What you have to do » Select every row below that contains the string "чтобы", treating uppercase and lowercase letters as distinct.

Element location listings:
*****

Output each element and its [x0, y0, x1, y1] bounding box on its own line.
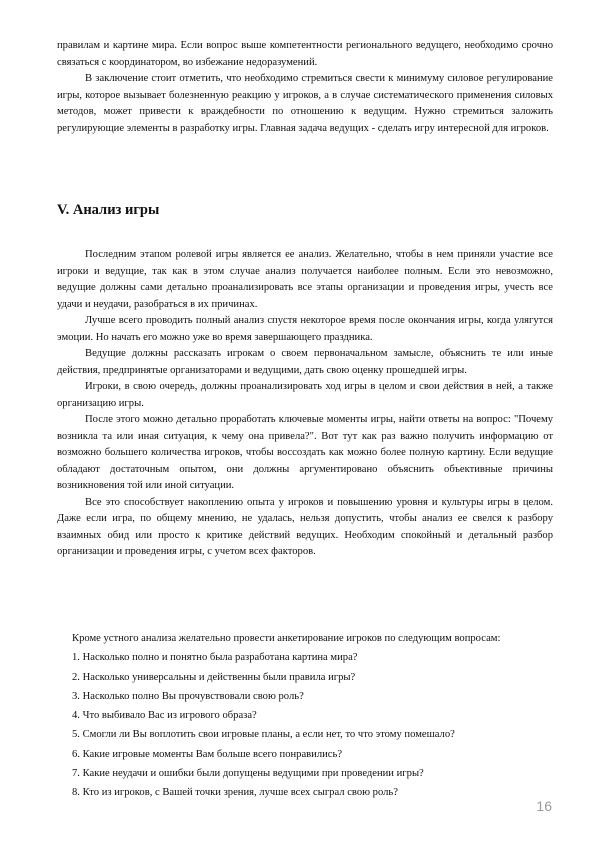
survey-question: 7. Какие неудачи и ошибки были допущены ведущими при проведении игры?: [72, 768, 424, 780]
survey-question: 5. Смогли ли Вы воплотить свои игровые планы, а если нет, то что этому помешало?: [72, 729, 455, 741]
survey-question-list: [72, 648, 552, 802]
section-paragraph: После этого можно детально проработать ключевые моменты игры, найти ответы на вопрос: "Почему возникла та или иная ситуация, к чему она привела?". Вот тут как раз важно получить информацию от возможно большего количества игроков, чтобы воссоздать как можно более полную картину. Если ведущие обладают достаточным опытом, они должны аргументировано объяснить объективные причины возникновения той или иной ситуации.: [57, 414, 553, 491]
survey-intro: Кроме устного анализа желательно провести анкетирование игроков по следующим вопросам:: [72, 633, 501, 644]
section-heading-wrap: [57, 202, 159, 219]
section-paragraph: Лучше всего проводить полный анализ спустя некоторое время после окончания игры, когда улягутся эмоции. Но начать его можно уже во время завершающего праздника.: [57, 315, 553, 343]
section-paragraph: Игроки, в свою очередь, должны проанализировать ход игры в целом и свои действия в ней, а также организацию игры.: [57, 381, 553, 409]
survey-question: 2. Насколько универсальны и действенны были правила игры?: [72, 671, 356, 683]
continuation-paragraph: правилам и картине мира. Если вопрос выше компетентности регионального ведущего, необходимо срочно связаться с координатором, во избежание недоразумений.: [57, 40, 553, 68]
section-paragraph: Ведущие должны рассказать игрокам о своем первоначальном замысле, объяснить те или иные действия, предпринятые организаторами и ведущими, дать свою оценку прошедшей игры.: [57, 348, 553, 376]
survey-question: 3. Насколько полно Вы прочувствовали свою роль?: [72, 690, 304, 702]
survey-question: 8. Кто из игроков, с Вашей точки зрения, лучше всех сыграл свою роль?: [72, 787, 398, 799]
conclusion-paragraph: В заключение стоит отметить, что необходимо стремиться свести к минимуму силовое регулирование игры, которое вызывает болезненную реакцию у игроков, а в случае систематического применения силовых методов, может привести к враждебности по отношению к ведущим. Нужно стремиться заложить регулирующие элементы в разработку игры. Главная задача ведущих - сделать игру интересной для игроков.: [57, 73, 553, 134]
section-paragraph: Все это способствует накоплению опыта у игроков и повышению уровня и культуры игры в целом. Даже если игра, по общему мнению, не удалась, нельзя допустить, чтобы анализ ее свелся к разбору взаимных обид или просто к критике действий ведущих. Необходим спокойный и детальный разбор организации и проведения игры, с учетом всех факторов.: [57, 496, 553, 557]
page-top-text: [57, 38, 553, 137]
section-body: [57, 247, 553, 561]
survey-question: 6. Какие игровые моменты Вам больше всего понравились?: [72, 748, 343, 760]
section-heading: V. Анализ игры: [57, 202, 160, 218]
section-paragraph: Последним этапом ролевой игры является ее анализ. Желательно, чтобы в нем приняли участие все игроки и ведущие, так как в этом случае анализ получается наиболее полным. Если это невозможно, ведущие должны сами детально проанализировать все этапы организации и проведения игры, учесть все удачи и неудачи, разобраться в их причинах.: [57, 249, 553, 310]
survey-question: 1. Насколько полно и понятно была разработана картина мира?: [72, 652, 358, 664]
survey-question: 4. Что выбивало Вас из игрового образа?: [72, 710, 257, 722]
survey-block: [72, 629, 552, 803]
page-number: 16: [536, 798, 552, 814]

*****

Solution to the exercise »
section-paragraph: После этого можно детально проработать ключевые моменты игры, найти ответы на вопрос: "Почему возникла та или иная ситуация, к чему она привела?". Вот тут как раз важно получить информацию от возможно большего количества игроков, чтобы воссоздать как можно более полную картину. Если ведущие обладают достаточным опытом, они должны аргументировано объяснить объективные причины возникновения той или иной ситуации.: [57, 414, 553, 491]
section-paragraph: Все это способствует накоплению опыта у игроков и повышению уровня и культуры игры в целом. Даже если игра, по общему мнению, не удалась, нельзя допустить, чтобы анализ ее свелся к разбору взаимных обид или просто к критике действий ведущих. Необходим спокойный и детальный разбор организации и проведения игры, с учетом всех факторов.: [57, 496, 553, 557]
section-paragraph: Последним этапом ролевой игры является ее анализ. Желательно, чтобы в нем приняли участие все игроки и ведущие, так как в этом случае анализ получается наиболее полным. Если это невозможно, ведущие должны сами детально проанализировать все этапы организации и проведения игры, учесть все удачи и неудачи, разобраться в их причинах.: [57, 249, 553, 310]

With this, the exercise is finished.